• **TASK STATEMENT**:
Return the passage from the court opinion exactly, starting with "For the third-party" and going on through "and Nettesheim, J.".

• **EXCERPT TO READ**:
Submitted on briefs January 7, 1987. —
Decided March 18, 1987.
APPEAL from a judgment of the circuit court for Kenosha county: WILLIAM U. ZIEVERS, Judge. Affirmed.
For the defendants and third-party plaintiffs-appellants the cause was submitted on the briefs of Douglas J. Carroll of Arnold, Murray, O'Neill Schimmel of Milwaukee.
For the third-party defendant-respondent the cause was submitted on the Roger L. Wiedeback and Dorothy H. Dey of Prosser, Wiedabach Quale, S.C. of Milwaukee.
Before Scott, C.J., Brown, P.J., and Nettesheim, J.
Berta Moir and Farmers Insurance Exchange (Moir) appeal from the judgment dismissing their third-party complaint as to one of the third-party defendants, Evanston Insurance Company. The trial court held that Moir's claim arose out of a bodily injury and thus fell within an exclusion in the Evanston policy. We affirm, recognizing that Moir's claim is distinguishable from that of her injured tenant but holding that nonetheless it arose out of a bodily injury.
Moir owned an apartment building in Kenosha. On April 10, 1983, Moir's tenant, Evelyn Shelley, was allegedly injured when she fell on a stairway in the building. At the time, the property was managed by Realty Management Corporation pursuant to an agreement with Moir. Shelley sued Moir and Realty Management, claiming that they failed to erect or maintain a proper handrail on the stairway, keep up the stair treads and landing and supply proper lighting on and about the stairway.
Moir, in turn, brought a third-party complaint against Realty Management and its insurers, including Evanston. The Evanston policy was a "Real Estate Agents and Brokers, Professional Liability" policy, covering claims made during the period October 1, 1984 to October 1, 1985. Moir claimed that Realty breached its management agreement and was negligent in its professional duties, with respect to maintenance and repair of the premises. The damages sought, according to Moir's complaint, "are measured by the amount of any damages she or her insurance company may be required to pay to the plaintiff [Shelley] for the plaintiffs bodily injuries, plus the costs of defense and interest."

• **DATASET EXCERPT**:
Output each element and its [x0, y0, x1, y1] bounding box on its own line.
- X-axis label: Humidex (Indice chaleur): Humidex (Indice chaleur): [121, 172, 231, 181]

• **WRITTEN SOLUTION**:
For the third-party defendant-respondent the cause was submitted on the Roger L. Wiedeback and Dorothy H. Dey of Prosser, Wiedabach Quale, S.C. of Milwaukee.
Before Scott, C.J., Brown, P.J., and Nettesheim, J.